— START Text block —
MessageWay BOF (MSGWAY)

Reported by Danny Cohen/Myricom

The MSGWAY BOF, chaired by Danny Cohen, was held on Tuesday, 4 April, at
the 32nd IETF meeting in Danvers, MA. Sixteen people attended.

Danny presented the problem and a proposed approach (see slides).  A
discussion of MsgWay and of the working group followed.


The Problem

While the speed of computing circuits increases with time, the speed of
light is unchanged.  As a result, distances shrink.  For example, the
diameter of Ethernets has shrunk from 2Km to 0.2Km as their speed grew
from 10 to 100Mbps.  Similarly, buses that used to dominate the
inter-board communication (e.g., VME) are useful nowadays mainly for
intra-board communication (e.g., PCI).

Modern computing systems in general, and MPPs (Massively Parallel
Processing systems) in particular, use ``I/O fabric'' (MPP-networks) in
stead of the traditional I/O buses.

Most MPP-networks are built to handle variable length packets, are made
of very short point-to-point FDX links of high performance (high data
rates, low latency, and very low BER), have error detection and flow
control, and use cut-thru (aka ``wormhole'') switches with source
routing.  In spite of these common similarities, each MPP network is
typically an island unto itself, incapable of interoperating with other
MPP-networks.

There is a need to use several homogeneous MPPs, and clusters (or
networks) of workstations, as a single MPP, without losing the high
performance communication native to them.


A Proposed Approach

The interoperability between heterogeneous computing systems should be
handled at Level 3, like IP, not just at the lower levels.
— END Text block —
— Directive —
According to the MessageWay BOF report, how many people attended the session? The rows that come next are separate material with no connection to the MessageWay report.
— START Record set —
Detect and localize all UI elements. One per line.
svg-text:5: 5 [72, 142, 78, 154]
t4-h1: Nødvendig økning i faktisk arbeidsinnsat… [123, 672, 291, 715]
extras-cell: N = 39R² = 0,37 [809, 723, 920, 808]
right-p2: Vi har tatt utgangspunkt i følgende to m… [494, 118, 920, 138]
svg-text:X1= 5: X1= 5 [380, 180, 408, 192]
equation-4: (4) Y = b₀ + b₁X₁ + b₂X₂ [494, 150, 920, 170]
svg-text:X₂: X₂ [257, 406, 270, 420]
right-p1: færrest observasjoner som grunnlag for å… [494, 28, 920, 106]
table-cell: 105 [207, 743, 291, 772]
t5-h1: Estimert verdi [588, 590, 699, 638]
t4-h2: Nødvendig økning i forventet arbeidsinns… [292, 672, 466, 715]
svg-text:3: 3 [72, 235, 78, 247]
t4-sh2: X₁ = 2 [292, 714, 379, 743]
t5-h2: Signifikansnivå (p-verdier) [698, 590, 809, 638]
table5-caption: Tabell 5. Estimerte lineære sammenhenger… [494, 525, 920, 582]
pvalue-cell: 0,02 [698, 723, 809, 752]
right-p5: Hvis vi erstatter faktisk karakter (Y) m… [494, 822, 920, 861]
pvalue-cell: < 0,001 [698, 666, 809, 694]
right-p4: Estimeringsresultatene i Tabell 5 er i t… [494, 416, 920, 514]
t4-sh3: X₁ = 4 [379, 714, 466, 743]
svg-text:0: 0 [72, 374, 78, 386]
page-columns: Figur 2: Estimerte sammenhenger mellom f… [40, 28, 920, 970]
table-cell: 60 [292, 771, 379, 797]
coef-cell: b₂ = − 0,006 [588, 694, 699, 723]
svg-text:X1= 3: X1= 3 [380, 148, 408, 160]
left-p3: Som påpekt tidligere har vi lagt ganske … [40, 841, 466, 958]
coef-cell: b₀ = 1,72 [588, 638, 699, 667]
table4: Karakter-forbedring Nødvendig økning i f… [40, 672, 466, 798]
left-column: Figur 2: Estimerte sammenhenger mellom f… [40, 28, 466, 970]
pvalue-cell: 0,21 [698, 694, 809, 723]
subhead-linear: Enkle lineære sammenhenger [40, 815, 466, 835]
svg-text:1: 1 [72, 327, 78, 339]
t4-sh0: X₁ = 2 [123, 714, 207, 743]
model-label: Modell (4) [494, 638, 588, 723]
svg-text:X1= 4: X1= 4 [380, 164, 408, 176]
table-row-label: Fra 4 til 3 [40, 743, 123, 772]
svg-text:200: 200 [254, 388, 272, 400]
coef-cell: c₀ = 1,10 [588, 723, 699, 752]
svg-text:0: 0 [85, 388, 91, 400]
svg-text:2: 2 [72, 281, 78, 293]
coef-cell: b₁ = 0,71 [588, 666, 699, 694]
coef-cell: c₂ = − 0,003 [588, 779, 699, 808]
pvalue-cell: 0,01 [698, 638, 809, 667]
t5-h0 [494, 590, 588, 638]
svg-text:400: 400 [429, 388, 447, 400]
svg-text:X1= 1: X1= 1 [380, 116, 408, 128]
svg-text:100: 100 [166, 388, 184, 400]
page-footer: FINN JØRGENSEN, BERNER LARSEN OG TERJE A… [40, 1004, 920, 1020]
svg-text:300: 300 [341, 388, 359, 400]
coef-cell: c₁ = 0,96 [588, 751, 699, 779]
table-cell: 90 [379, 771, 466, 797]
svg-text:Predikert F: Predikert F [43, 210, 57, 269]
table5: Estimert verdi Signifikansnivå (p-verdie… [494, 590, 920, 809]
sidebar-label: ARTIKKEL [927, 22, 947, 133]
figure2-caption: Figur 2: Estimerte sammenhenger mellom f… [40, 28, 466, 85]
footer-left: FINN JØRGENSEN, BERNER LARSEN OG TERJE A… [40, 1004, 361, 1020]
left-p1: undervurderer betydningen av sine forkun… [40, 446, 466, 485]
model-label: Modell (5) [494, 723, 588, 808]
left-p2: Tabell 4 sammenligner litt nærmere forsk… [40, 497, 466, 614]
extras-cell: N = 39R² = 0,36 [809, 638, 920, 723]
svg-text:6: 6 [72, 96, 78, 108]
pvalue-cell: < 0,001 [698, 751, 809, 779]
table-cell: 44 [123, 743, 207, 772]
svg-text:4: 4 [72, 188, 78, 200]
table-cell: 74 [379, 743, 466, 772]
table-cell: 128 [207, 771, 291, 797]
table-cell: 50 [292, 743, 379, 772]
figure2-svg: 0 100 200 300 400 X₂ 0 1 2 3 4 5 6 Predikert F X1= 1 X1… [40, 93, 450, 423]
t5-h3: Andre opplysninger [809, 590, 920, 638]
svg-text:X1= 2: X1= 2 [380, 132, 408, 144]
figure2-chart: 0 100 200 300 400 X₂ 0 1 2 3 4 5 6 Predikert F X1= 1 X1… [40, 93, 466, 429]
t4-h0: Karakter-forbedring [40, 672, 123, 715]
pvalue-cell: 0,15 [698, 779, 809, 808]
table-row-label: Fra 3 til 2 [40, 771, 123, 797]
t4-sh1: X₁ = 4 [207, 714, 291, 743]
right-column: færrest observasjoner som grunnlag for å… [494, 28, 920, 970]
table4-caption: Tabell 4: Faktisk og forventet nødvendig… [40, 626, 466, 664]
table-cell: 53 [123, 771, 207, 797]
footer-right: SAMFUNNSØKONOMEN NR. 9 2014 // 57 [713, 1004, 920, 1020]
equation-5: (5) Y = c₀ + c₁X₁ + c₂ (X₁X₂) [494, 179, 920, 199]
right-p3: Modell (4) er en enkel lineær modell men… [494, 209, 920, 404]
— END Record set —
— Output of the exercise —
Sixteen people attended.